▶ [Problem]:
State how many lines of the entries include the string "emit", please, leaving out everything but the number.

▶ [Provided entries]:
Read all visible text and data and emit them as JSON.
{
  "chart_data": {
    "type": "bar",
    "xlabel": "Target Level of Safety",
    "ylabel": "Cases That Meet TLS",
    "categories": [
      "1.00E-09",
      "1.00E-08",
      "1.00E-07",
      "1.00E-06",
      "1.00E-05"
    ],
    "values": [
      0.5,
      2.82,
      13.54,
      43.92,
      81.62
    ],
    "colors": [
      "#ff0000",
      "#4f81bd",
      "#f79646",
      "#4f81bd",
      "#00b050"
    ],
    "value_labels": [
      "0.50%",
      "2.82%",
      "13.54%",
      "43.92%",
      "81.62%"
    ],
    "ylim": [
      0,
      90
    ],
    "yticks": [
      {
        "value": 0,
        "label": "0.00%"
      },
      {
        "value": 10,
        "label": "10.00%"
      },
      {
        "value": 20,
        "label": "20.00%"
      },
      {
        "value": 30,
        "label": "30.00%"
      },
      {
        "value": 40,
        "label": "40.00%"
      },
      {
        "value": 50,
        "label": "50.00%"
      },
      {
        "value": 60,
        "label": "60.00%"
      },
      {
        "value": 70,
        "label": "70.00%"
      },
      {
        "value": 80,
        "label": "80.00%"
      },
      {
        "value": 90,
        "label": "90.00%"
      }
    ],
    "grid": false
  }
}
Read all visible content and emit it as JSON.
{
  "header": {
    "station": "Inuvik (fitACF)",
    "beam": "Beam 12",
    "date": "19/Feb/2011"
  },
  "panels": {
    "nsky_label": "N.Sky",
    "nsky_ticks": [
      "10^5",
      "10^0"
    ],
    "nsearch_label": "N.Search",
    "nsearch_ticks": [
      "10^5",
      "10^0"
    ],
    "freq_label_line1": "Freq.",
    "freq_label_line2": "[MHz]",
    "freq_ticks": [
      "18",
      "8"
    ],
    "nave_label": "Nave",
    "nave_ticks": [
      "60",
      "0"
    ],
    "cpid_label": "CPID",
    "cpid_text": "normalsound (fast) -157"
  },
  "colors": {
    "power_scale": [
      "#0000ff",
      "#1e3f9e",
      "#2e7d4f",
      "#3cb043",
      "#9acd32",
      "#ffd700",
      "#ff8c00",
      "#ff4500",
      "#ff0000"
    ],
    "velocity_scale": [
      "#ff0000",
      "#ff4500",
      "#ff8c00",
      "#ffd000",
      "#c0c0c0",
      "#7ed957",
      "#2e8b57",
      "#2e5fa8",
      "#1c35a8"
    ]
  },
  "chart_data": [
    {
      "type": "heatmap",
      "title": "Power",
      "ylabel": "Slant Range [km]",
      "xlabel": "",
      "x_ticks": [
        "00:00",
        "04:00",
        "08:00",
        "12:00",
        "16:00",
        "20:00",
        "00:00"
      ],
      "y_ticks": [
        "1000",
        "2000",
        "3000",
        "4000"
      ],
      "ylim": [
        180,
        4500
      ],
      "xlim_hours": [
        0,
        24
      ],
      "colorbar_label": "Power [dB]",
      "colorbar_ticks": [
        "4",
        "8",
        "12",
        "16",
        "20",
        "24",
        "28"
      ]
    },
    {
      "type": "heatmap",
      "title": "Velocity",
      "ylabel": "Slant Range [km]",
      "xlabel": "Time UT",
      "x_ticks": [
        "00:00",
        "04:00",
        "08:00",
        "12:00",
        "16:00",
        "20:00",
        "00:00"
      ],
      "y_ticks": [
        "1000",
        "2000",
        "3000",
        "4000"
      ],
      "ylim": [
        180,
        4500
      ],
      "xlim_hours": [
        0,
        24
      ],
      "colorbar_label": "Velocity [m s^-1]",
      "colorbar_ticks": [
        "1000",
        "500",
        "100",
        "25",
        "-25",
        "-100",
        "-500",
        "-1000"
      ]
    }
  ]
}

▶ [Exercise answer]:
2